[Excerpts from a layout annotation set]

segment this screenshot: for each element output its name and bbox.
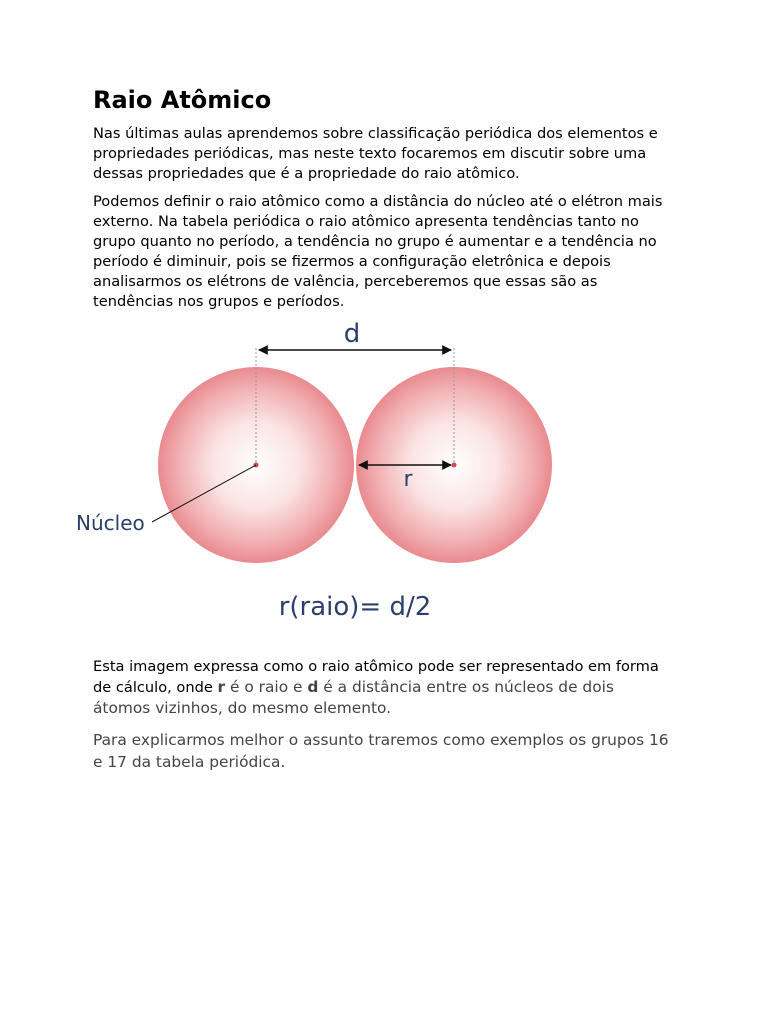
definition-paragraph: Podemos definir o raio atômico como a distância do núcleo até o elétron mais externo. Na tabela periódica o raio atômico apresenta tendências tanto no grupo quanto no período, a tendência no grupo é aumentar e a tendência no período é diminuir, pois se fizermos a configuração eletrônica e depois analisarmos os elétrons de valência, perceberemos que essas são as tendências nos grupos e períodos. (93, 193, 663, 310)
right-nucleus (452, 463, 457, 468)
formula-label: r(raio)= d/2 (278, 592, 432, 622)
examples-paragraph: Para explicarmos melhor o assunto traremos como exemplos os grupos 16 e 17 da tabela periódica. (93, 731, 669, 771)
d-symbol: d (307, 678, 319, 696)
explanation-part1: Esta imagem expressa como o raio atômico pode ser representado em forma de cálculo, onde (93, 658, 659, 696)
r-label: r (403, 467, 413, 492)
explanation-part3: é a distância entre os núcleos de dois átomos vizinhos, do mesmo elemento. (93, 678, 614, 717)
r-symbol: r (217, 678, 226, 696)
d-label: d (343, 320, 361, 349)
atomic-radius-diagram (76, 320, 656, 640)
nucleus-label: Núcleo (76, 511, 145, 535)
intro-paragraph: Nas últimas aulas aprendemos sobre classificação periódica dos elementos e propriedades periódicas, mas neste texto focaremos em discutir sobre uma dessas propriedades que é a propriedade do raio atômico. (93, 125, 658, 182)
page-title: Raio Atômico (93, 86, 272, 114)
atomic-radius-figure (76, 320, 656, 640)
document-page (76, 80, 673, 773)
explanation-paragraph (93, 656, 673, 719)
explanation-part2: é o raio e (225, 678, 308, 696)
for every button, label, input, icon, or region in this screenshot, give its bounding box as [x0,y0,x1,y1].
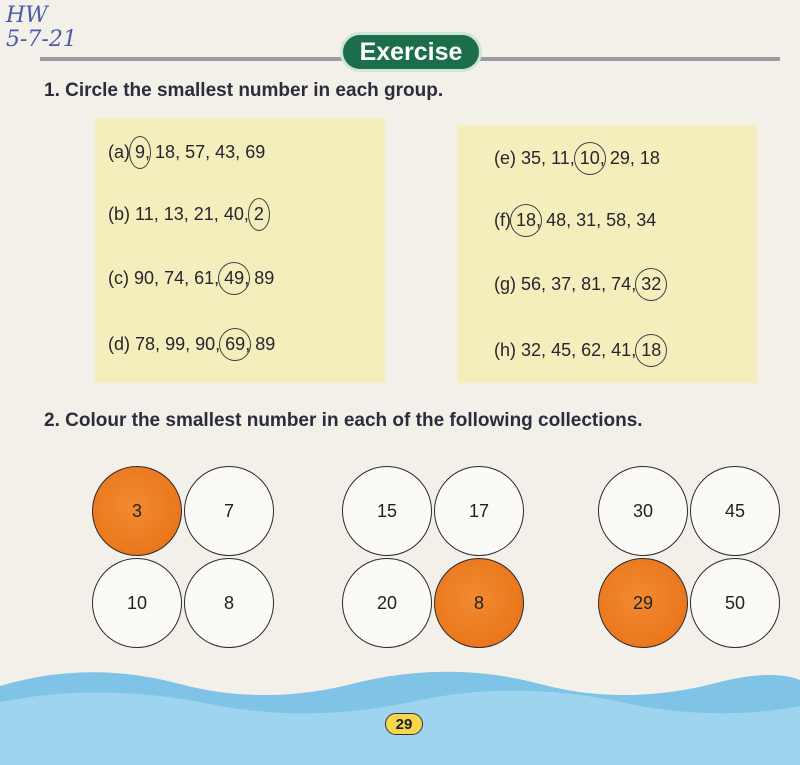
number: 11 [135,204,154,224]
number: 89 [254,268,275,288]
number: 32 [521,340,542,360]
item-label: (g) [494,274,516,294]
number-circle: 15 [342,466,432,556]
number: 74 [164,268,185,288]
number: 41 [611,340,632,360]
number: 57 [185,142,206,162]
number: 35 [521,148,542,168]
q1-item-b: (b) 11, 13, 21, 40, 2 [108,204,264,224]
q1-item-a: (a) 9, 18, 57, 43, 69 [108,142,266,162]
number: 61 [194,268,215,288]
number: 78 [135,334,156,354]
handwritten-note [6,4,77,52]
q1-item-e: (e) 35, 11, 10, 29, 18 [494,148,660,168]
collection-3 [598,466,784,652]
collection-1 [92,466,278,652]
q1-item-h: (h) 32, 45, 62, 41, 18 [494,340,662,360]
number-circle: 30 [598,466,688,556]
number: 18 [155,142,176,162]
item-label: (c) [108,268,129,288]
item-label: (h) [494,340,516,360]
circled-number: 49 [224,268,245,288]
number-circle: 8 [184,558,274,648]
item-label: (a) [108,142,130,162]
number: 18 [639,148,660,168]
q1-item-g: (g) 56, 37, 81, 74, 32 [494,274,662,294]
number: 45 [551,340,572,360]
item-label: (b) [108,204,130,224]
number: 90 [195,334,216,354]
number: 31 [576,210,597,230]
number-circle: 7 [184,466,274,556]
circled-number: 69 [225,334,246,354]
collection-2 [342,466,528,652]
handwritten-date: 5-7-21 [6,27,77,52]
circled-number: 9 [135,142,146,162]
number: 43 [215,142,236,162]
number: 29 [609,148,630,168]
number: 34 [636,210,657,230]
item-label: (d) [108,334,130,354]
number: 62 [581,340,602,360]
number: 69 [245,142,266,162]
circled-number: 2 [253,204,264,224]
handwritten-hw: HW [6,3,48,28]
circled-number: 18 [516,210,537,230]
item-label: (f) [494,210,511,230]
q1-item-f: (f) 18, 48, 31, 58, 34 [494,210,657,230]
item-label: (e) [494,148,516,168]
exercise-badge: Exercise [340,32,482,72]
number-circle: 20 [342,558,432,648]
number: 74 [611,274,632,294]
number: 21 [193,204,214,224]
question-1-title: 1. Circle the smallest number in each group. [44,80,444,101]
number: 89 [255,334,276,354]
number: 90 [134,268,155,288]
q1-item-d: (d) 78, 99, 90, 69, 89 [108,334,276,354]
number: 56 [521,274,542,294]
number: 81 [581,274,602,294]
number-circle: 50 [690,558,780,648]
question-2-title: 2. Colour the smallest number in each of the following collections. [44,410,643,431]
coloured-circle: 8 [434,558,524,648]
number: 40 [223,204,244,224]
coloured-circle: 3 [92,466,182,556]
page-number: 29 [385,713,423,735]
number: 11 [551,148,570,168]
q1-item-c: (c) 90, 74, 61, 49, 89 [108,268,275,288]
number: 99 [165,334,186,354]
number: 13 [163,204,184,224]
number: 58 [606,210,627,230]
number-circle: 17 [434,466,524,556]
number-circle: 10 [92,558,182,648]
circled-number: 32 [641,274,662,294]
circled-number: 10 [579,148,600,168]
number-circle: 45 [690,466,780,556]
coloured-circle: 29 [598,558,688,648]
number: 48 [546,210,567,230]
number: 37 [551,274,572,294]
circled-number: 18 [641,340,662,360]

→ Work to be completed
Copy out word for word the lines of the data from the one containing "number: 11 [135,204,154,224]" through the one containing "q1-item-g: (g) 56, 37, 81, 74, 32", both included.

→ Task answer
number: 11 [135,204,154,224]
number: 89 [254,268,275,288]
number: 32 [521,340,542,360]
item-label: (g) [494,274,516,294]
number-circle: 15 [342,466,432,556]
number: 74 [164,268,185,288]
number: 41 [611,340,632,360]
number: 57 [185,142,206,162]
number: 35 [521,148,542,168]
q1-item-b: (b) 11, 13, 21, 40, 2 [108,204,264,224]
q1-item-a: (a) 9, 18, 57, 43, 69 [108,142,266,162]
number: 61 [194,268,215,288]
number: 78 [135,334,156,354]
handwritten-note [6,4,77,52]
q1-item-e: (e) 35, 11, 10, 29, 18 [494,148,660,168]
collection-3 [598,466,784,652]
collection-1 [92,466,278,652]
q1-item-h: (h) 32, 45, 62, 41, 18 [494,340,662,360]
number-circle: 30 [598,466,688,556]
number: 18 [155,142,176,162]
item-label: (c) [108,268,129,288]
item-label: (h) [494,340,516,360]
circled-number: 49 [224,268,245,288]
number-circle: 8 [184,558,274,648]
item-label: (a) [108,142,130,162]
number: 18 [639,148,660,168]
q1-item-g: (g) 56, 37, 81, 74, 32 [494,274,662,294]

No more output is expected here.